Source records

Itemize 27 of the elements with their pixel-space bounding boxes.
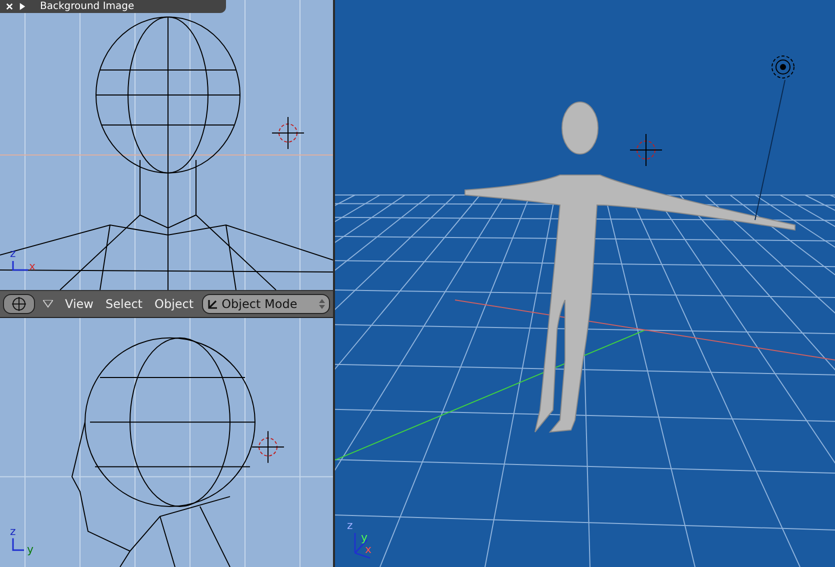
close-icon[interactable] [6,3,13,10]
caret-icon[interactable] [43,300,53,308]
menu-item[interactable]: View [61,297,98,311]
expand-icon[interactable] [19,3,26,10]
viewport-type-button[interactable] [3,294,35,314]
axis-icon [12,538,24,551]
lamp-icon [772,56,794,78]
menu-item[interactable]: Object [150,297,198,311]
axis-label: z [10,526,16,537]
mode-dropdown[interactable]: Object Mode [202,294,330,314]
axis-label: z [347,520,353,531]
cursor-icon [252,430,284,464]
side-viewport[interactable]: z y [0,317,333,567]
crosshair-icon [12,297,26,311]
cursor-icon [630,134,662,166]
menu-item[interactable]: Select [101,297,147,311]
axis-label: x [29,261,36,272]
axis-label: x [365,544,372,555]
axis-icon [12,261,28,271]
axis-label: y [361,532,368,543]
perspective-viewport[interactable]: z y x [335,0,835,567]
axis-label: y [27,544,34,555]
panel-title: Background Image [40,2,134,12]
axis-icon [354,532,371,559]
axes-icon [206,298,219,310]
cursor-icon [272,116,304,150]
stepper-icon [319,299,325,309]
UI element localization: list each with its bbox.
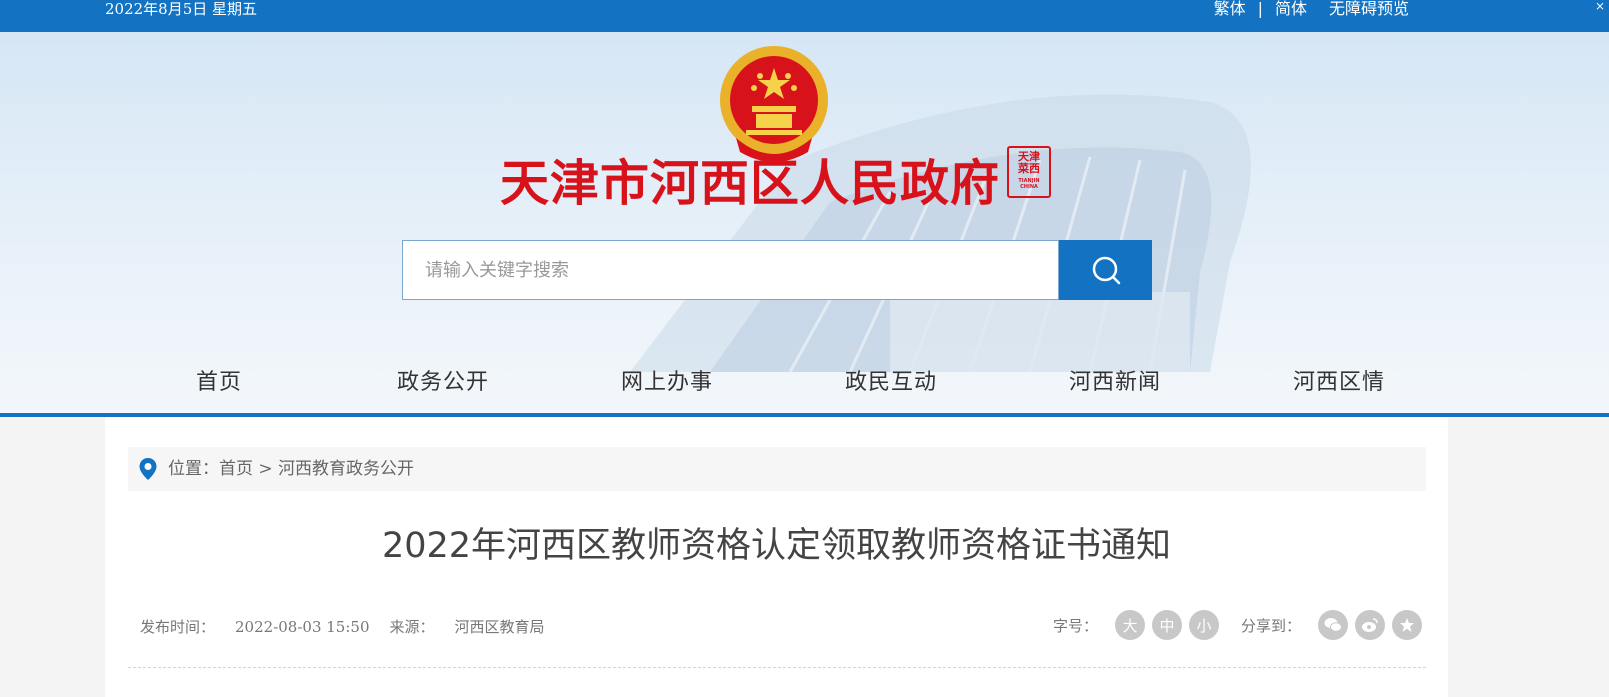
nav-item-online-services[interactable]: 网上办事	[621, 355, 713, 411]
search-bar	[402, 240, 1152, 300]
accessibility-link[interactable]: 无障碍预览	[1329, 0, 1409, 18]
top-bar: 2022年8月5日 星期五 繁体 | 简体 无障碍预览 ×	[0, 0, 1609, 32]
breadcrumb-arrow: >	[253, 459, 279, 479]
article-title: 2022年河西区教师资格认定领取教师资格证书通知	[381, 526, 1172, 566]
weibo-share-icon[interactable]	[1355, 610, 1385, 640]
seal-english: TIANJIN CHINA	[1018, 178, 1040, 190]
site-title: 天津市河西区人民政府	[500, 155, 1001, 212]
article-container: 位置：首页 > 河西教育政务公开 2022年河西区教师资格认定领取教师资格证书通…	[105, 417, 1448, 697]
top-link-separator: |	[1257, 0, 1263, 18]
nav-item-gov-affairs[interactable]: 政务公开	[397, 355, 489, 411]
location-pin-icon	[139, 458, 157, 480]
traditional-chinese-link[interactable]: 繁体	[1214, 0, 1246, 18]
font-size-label: 字号：	[1052, 616, 1098, 635]
current-date: 2022年8月5日 星期五	[105, 0, 258, 18]
search-icon	[1092, 256, 1120, 285]
breadcrumb-home-link[interactable]: 首页	[219, 459, 253, 479]
font-large-button[interactable]: 大	[1114, 610, 1145, 640]
publish-label: 发布时间：	[140, 618, 216, 636]
close-icon[interactable]: ×	[1595, 0, 1605, 12]
seal-text: 天津 菜西	[1018, 150, 1040, 175]
publish-time: 发布时间： 2022-08-03 15:50	[140, 618, 370, 636]
article-source: 来源： 河西区教育局	[390, 618, 545, 636]
main-nav: 首页 政务公开 网上办事 政民互动 河西新闻 河西区情	[0, 355, 1609, 411]
breadcrumb: 位置：首页 > 河西教育政务公开	[128, 447, 1426, 491]
publish-value: 2022-08-03 15:50	[235, 618, 370, 636]
search-input[interactable]	[402, 240, 1059, 300]
meta-divider	[128, 667, 1426, 668]
nav-item-district-info[interactable]: 河西区情	[1293, 355, 1385, 411]
share-label: 分享到：	[1240, 616, 1301, 635]
font-small-button[interactable]: 小	[1188, 610, 1219, 640]
favorite-share-icon[interactable]	[1392, 610, 1422, 640]
header-banner: 天津市河西区人民政府 天津 菜西 TIANJIN CHINA 首页 政务公开 网…	[0, 32, 1609, 414]
font-medium-button[interactable]: 中	[1151, 610, 1182, 640]
breadcrumb-current-link[interactable]: 河西教育政务公开	[278, 459, 414, 479]
source-label: 来源：	[389, 618, 435, 636]
breadcrumb-text: 位置：首页 > 河西教育政务公开	[168, 447, 414, 491]
source-value: 河西区教育局	[454, 618, 545, 636]
nav-item-news[interactable]: 河西新闻	[1069, 355, 1161, 411]
breadcrumb-prefix: 位置：	[168, 459, 219, 479]
nav-item-interaction[interactable]: 政民互动	[845, 355, 937, 411]
top-links: 繁体 | 简体 无障碍预览	[1214, 0, 1409, 18]
wechat-share-icon[interactable]	[1318, 610, 1348, 640]
simplified-chinese-link[interactable]: 简体	[1275, 0, 1307, 18]
nav-item-home[interactable]: 首页	[196, 355, 242, 411]
tianjin-seal-logo: 天津 菜西 TIANJIN CHINA	[1007, 146, 1051, 198]
article-tools: 字号： 大 中 小 分享到：	[1053, 610, 1422, 640]
article-meta: 发布时间： 2022-08-03 15:50 来源： 河西区教育局	[140, 615, 545, 639]
search-button[interactable]	[1059, 240, 1152, 300]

To do
Recast all of the data above as a JSON list of strings, with one string for each line and no blank lines. Leave the pictures out of the answer.

Solution
[
  "Itemize 27 of the elements with their pixel-space bounding boxes.",
  "close-icon[interactable] [6,3,13,10]",
  "caret-icon[interactable] [43,300,53,308]",
  "menu-item[interactable]: View [61,297,98,311]",
  "expand-icon[interactable] [19,3,26,10]",
  "viewport-type-button[interactable] [3,294,35,314]",
  "axis-icon [12,538,24,551]",
  "lamp-icon [772,56,794,78]",
  "menu-item[interactable]: Object [150,297,198,311]",
  "axis-label: z [10,526,16,537]",
  "mode-dropdown[interactable]: Object Mode [202,294,330,314]",
  "axis-label: z [347,520,353,531]",
  "cursor-icon [252,430,284,464]",
  "side-viewport[interactable]: z y [0,317,333,567]",
  "crosshair-icon [12,297,26,311]",
  "cursor-icon [630,134,662,166]",
  "menu-item[interactable]: Select [101,297,147,311]",
  "axis-label: x [29,261,36,272]",
  "axis-label: x [365,544,372,555]",
  "axis-icon [12,261,28,271]",
  "axis-label: y [361,532,368,543]",
  "perspective-viewport[interactable]: z y x [335,0,835,567]",
  "axis-label: y [27,544,34,555]",
  "panel-title: Background Image [40,2,134,12]",
  "axis-icon [354,532,371,559]",
  "axes-icon [206,298,219,310]",
  "cursor-icon [272,116,304,150]",
  "stepper-icon [319,299,325,309]",
  "UI element localization: list each with its bbox.",
  "nav-item-online-services[interactable]: 网上办事\t[621, 355, 713, 411]",
  "search-bar\t[402, 240, 1152, 300]",
  "accessibility-link[interactable]: 无障碍预览\t[1329, 0, 1409, 18]",
  "top-bar: 2022年8月5日 星期五 繁体 | 简体 无障碍预览 ×\t[0, 0, 1609, 32]",
  "breadcrumb-arrow: >\t[253, 459, 279, 479]",
  "article-title: 2022年河西区教师资格认定领取教师资格证书通知\t[381, 526, 1172, 566]",
  "weibo-share-icon[interactable]\t[1355, 610, 1385, 640]",
  "seal-english: TIANJIN CHINA\t[1018, 178, 1040, 190]",
  "site-title: 天津市河西区人民政府\t[500, 155, 1001, 212]",
  "article-container: 位置：首页 > 河西教育政务公开 2022年河西区教师资格认定领取教师资格证书通…\t[105, 417, 1448, 697]",
  "top-link-separator: |\t[1257, 0, 1263, 18]",
  "nav-item-gov-affairs[interactable]: 政务公开\t[397, 355, 489, 411]",
  "location-pin-icon\t[139, 458, 157, 480]",
  "traditional-chinese-link[interactable]: 繁体\t[1214, 0, 1246, 18]",
  "font-size-label: 字号：\t[1052, 616, 1098, 635]",
  "current-date: 2022年8月5日 星期五\t[105, 0, 258, 18]",
  "search-icon\t[1092, 256, 1120, 285]",
  "breadcrumb-home-link[interactable]: 首页\t[219, 459, 253, 479]",
  "font-large-button[interactable]: 大\t[1114, 610, 1145, 640]",
  "publish-label: 发布时间：\t[140, 618, 216, 636]",
  "close-icon[interactable]: ×\t[1595, 0, 1605, 12]",
  "seal-text: 天津 菜西\t[1018, 150, 1040, 175]",
  "publish-time: 发布时间： 2022-08-03 15:50\t[140, 618, 370, 636]",
  "article-source: 来源： 河西区教育局\t[390, 618, 545, 636]",
  "main-nav: 首页 政务公开 网上办事 政民互动 河西新闻 河西区情\t[0, 355, 1609, 411]",
  "breadcrumb: 位置：首页 > 河西教育政务公开\t[128, 447, 1426, 491]",
  "publish-value: 2022-08-03 15:50\t[235, 618, 370, 636]",
  "search-input[interactable]\t[402, 240, 1059, 300]",
  "meta-divider\t[128, 667, 1426, 668]",
  "nav-item-district-info[interactable]: 河西区情\t[1293, 355, 1385, 411]",
  "share-label: 分享到：\t[1240, 616, 1301, 635]",
  "font-small-button[interactable]: 小\t[1188, 610, 1219, 640]",
  "favorite-share-icon[interactable]\t[1392, 610, 1422, 640]",
  "header-banner: 天津市河西区人民政府 天津 菜西 TIANJIN CHINA 首页 政务公开 网…\t[0, 32, 1609, 414]",
  "font-medium-button[interactable]: 中\t[1151, 610, 1182, 640]",
  "breadcrumb-current-link[interactable]: 河西教育政务公开\t[278, 459, 414, 479]",
  "source-label: 来源：\t[389, 618, 435, 636]",
  "breadcrumb-text: 位置：首页 > 河西教育政务公开\t[168, 447, 414, 491]",
  "source-value: 河西区教育局\t[454, 618, 545, 636]",
  "nav-item-news[interactable]: 河西新闻\t[1069, 355, 1161, 411]",
  "breadcrumb-prefix: 位置：\t[168, 459, 219, 479]",
  "nav-item-interaction[interactable]: 政民互动\t[845, 355, 937, 411]",
  "top-links: 繁体 | 简体 无障碍预览\t[1214, 0, 1409, 18]",
  "wechat-share-icon[interactable]\t[1318, 610, 1348, 640]",
  "simplified-chinese-link[interactable]: 简体\t[1275, 0, 1307, 18]",
  "nav-item-home[interactable]: 首页\t[196, 355, 242, 411]",
  "tianjin-seal-logo: 天津 菜西 TIANJIN CHINA\t[1007, 146, 1051, 198]",
  "article-tools: 字号： 大 中 小 分享到：\t[1053, 610, 1422, 640]",
  "article-meta: 发布时间： 2022-08-03 15:50 来源： 河西区教育局\t[140, 615, 545, 639]",
  "search-button[interactable]\t[1059, 240, 1152, 300]"
]